Starting at the line that contains "Output a JSON", copy each line through the end of the listing below. Include both ends and output nothing more.

# Supplied entries
+ + + + +
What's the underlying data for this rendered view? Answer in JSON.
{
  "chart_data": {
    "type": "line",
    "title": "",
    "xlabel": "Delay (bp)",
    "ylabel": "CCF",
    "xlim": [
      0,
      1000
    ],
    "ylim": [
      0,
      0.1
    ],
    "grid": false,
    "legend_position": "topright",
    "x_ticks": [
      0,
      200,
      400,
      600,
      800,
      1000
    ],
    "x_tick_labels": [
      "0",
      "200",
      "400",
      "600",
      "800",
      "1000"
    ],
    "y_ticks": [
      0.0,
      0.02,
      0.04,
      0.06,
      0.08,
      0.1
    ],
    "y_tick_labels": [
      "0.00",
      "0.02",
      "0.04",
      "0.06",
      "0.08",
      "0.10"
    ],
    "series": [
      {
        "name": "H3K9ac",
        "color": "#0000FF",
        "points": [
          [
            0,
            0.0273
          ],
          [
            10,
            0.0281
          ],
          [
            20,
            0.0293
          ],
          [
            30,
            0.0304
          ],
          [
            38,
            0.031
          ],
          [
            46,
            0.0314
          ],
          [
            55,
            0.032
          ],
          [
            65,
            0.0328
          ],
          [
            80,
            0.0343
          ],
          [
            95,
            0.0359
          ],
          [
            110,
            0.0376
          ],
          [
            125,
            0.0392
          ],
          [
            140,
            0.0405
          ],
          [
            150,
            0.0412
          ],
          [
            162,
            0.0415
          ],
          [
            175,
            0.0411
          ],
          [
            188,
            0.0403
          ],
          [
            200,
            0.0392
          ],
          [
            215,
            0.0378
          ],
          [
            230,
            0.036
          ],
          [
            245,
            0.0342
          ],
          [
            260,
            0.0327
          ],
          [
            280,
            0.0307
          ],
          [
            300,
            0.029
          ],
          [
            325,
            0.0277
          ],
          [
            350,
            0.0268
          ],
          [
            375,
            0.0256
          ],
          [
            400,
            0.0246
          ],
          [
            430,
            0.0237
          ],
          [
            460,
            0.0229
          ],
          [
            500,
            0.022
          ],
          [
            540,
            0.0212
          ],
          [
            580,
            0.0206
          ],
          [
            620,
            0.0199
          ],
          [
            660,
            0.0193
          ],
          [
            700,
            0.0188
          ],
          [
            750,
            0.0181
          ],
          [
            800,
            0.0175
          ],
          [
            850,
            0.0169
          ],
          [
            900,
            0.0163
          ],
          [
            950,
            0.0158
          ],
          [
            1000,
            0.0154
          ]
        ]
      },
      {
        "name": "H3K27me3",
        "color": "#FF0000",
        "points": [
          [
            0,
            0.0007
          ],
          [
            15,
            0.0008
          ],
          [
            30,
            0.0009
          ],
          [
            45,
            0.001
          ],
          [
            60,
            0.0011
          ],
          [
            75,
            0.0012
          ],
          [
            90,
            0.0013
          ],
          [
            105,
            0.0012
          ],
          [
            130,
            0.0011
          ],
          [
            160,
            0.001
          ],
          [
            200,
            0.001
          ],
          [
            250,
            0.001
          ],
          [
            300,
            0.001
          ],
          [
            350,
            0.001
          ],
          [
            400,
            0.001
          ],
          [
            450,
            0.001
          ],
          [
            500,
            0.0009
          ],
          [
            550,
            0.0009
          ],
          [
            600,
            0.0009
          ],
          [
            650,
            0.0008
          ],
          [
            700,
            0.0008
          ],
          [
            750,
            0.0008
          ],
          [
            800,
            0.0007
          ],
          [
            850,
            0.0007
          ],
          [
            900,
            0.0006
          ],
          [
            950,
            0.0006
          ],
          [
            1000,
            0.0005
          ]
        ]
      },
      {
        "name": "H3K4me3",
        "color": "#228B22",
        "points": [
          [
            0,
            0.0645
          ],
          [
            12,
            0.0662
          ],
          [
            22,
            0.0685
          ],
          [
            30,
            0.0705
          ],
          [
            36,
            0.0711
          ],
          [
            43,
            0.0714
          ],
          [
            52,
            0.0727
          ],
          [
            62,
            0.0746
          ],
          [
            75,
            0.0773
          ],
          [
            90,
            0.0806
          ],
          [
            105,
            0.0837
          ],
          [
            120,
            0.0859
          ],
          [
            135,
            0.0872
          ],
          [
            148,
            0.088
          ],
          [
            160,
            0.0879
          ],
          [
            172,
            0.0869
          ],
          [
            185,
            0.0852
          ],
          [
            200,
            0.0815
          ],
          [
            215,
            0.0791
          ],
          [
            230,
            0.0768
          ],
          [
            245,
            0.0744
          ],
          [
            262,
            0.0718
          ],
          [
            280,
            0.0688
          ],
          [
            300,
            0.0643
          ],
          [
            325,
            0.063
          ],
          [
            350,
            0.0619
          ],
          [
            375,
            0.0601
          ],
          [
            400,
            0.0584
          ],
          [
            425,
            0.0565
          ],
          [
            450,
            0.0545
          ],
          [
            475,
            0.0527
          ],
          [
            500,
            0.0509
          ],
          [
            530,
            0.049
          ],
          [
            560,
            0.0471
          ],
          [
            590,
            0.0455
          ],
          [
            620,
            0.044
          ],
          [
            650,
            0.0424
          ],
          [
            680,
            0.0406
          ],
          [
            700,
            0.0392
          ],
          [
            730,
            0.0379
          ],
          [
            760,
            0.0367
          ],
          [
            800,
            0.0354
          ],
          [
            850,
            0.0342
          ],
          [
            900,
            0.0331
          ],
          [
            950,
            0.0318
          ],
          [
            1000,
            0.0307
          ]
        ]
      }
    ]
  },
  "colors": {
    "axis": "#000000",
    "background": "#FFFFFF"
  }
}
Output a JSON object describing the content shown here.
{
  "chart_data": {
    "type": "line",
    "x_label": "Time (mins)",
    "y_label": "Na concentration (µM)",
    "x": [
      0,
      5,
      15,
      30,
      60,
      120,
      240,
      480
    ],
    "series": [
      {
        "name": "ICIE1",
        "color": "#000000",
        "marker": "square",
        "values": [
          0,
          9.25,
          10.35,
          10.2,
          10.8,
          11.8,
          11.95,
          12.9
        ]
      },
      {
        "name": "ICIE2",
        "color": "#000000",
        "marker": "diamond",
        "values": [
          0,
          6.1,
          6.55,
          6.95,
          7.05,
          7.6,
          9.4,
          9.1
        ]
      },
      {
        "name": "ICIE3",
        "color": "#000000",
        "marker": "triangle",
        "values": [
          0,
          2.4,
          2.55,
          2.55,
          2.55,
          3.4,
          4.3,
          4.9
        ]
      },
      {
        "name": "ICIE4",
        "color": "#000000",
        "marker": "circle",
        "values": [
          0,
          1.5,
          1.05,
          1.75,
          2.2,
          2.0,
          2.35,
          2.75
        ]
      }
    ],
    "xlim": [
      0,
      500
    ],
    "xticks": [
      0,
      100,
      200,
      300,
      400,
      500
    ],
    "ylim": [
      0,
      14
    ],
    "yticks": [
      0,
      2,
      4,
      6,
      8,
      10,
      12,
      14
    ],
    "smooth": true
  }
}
+ + + + +
# Problem solution
Output a JSON object describing the content shown here.
{
  "chart_data": {
    "type": "line",
    "x_label": "Time (mins)",
    "y_label": "Na concentration (µM)",
    "x": [
      0,
      5,
      15,
      30,
      60,
      120,
      240,
      480
    ],
    "series": [
      {
        "name": "ICIE1",
        "color": "#000000",
        "marker": "square",
        "values": [
          0,
          9.25,
          10.35,
          10.2,
          10.8,
          11.8,
          11.95,
          12.9
        ]
      },
      {
        "name": "ICIE2",
        "color": "#000000",
        "marker": "diamond",
        "values": [
          0,
          6.1,
          6.55,
          6.95,
          7.05,
          7.6,
          9.4,
          9.1
        ]
      },
      {
        "name": "ICIE3",
        "color": "#000000",
        "marker": "triangle",
        "values": [
          0,
          2.4,
          2.55,
          2.55,
          2.55,
          3.4,
          4.3,
          4.9
        ]
      },
      {
        "name": "ICIE4",
        "color": "#000000",
        "marker": "circle",
        "values": [
          0,
          1.5,
          1.05,
          1.75,
          2.2,
          2.0,
          2.35,
          2.75
        ]
      }
    ],
    "xlim": [
      0,
      500
    ],
    "xticks": [
      0,
      100,
      200,
      300,
      400,
      500
    ],
    "ylim": [
      0,
      14
    ],
    "yticks": [
      0,
      2,
      4,
      6,
      8,
      10,
      12,
      14
    ],
    "smooth": true
  }
}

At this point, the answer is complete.